Aim of the exercise: Print the data that follows exactly.

Input records:
## start
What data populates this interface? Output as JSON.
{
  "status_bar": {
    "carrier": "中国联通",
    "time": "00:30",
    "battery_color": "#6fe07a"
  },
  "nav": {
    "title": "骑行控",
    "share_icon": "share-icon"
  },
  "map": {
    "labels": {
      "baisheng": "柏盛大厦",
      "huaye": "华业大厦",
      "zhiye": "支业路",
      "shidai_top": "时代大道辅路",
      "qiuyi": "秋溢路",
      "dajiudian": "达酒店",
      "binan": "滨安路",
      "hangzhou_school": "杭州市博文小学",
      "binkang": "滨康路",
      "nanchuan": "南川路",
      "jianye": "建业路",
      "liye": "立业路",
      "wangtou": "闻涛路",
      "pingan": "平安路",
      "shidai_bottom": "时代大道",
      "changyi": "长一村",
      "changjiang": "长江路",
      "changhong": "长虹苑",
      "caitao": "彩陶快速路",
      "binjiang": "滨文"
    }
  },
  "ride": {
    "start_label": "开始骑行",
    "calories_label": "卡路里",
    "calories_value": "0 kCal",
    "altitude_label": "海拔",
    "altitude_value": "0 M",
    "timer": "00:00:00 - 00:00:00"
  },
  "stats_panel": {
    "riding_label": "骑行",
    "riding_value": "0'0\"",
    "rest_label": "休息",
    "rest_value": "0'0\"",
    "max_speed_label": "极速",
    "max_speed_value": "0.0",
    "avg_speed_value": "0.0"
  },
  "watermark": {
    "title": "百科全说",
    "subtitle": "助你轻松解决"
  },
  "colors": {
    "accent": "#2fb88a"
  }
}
## end
Completed task:
What data populates this interface? Output as JSON.
{
  "status_bar": {
    "carrier": "中国联通",
    "time": "00:30",
    "battery_color": "#6fe07a"
  },
  "nav": {
    "title": "骑行控",
    "share_icon": "share-icon"
  },
  "map": {
    "labels": {
      "baisheng": "柏盛大厦",
      "huaye": "华业大厦",
      "zhiye": "支业路",
      "shidai_top": "时代大道辅路",
      "qiuyi": "秋溢路",
      "dajiudian": "达酒店",
      "binan": "滨安路",
      "hangzhou_school": "杭州市博文小学",
      "binkang": "滨康路",
      "nanchuan": "南川路",
      "jianye": "建业路",
      "liye": "立业路",
      "wangtou": "闻涛路",
      "pingan": "平安路",
      "shidai_bottom": "时代大道",
      "changyi": "长一村",
      "changjiang": "长江路",
      "changhong": "长虹苑",
      "caitao": "彩陶快速路",
      "binjiang": "滨文"
    }
  },
  "ride": {
    "start_label": "开始骑行",
    "calories_label": "卡路里",
    "calories_value": "0 kCal",
    "altitude_label": "海拔",
    "altitude_value": "0 M",
    "timer": "00:00:00 - 00:00:00"
  },
  "stats_panel": {
    "riding_label": "骑行",
    "riding_value": "0'0\"",
    "rest_label": "休息",
    "rest_value": "0'0\"",
    "max_speed_label": "极速",
    "max_speed_value": "0.0",
    "avg_speed_value": "0.0"
  },
  "watermark": {
    "title": "百科全说",
    "subtitle": "助你轻松解决"
  },
  "colors": {
    "accent": "#2fb88a"
  }
}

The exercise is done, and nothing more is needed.